▸ DATA LISTING:
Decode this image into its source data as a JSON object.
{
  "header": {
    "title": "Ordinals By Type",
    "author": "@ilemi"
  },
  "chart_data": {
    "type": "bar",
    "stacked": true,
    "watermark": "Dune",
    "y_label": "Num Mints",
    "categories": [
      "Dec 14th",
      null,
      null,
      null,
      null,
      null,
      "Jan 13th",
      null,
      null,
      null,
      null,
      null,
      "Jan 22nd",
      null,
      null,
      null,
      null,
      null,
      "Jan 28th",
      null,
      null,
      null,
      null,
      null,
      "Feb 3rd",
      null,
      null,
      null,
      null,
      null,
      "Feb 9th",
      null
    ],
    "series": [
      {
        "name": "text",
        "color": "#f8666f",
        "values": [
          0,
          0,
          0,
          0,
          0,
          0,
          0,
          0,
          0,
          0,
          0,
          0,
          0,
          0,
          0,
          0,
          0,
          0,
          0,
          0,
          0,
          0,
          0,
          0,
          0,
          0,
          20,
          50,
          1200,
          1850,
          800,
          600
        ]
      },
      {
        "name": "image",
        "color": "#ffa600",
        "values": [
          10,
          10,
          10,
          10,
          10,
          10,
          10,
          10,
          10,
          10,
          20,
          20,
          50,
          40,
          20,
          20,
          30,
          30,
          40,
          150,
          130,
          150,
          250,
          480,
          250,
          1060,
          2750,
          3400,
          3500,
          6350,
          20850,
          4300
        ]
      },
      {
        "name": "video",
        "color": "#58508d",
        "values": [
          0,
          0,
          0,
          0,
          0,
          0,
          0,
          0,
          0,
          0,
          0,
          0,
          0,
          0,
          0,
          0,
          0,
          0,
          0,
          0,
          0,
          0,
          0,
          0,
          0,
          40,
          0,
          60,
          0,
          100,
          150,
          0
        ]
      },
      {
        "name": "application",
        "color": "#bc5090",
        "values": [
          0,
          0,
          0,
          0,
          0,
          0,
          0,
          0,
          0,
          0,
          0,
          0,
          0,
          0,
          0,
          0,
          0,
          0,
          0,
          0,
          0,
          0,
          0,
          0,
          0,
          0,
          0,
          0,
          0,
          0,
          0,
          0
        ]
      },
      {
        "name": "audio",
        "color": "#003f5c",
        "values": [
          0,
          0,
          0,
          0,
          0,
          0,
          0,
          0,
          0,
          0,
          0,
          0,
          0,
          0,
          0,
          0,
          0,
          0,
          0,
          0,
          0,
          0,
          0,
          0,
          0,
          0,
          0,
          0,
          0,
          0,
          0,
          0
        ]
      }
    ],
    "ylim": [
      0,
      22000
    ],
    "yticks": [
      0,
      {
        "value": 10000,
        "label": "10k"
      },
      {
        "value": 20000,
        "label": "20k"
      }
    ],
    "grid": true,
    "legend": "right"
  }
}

▸ WHAT IS EXPECTED:
Using the data above, say how many lines include "name". No other reply is needed.

▸ SOLUTION FOR THIS TASK:
5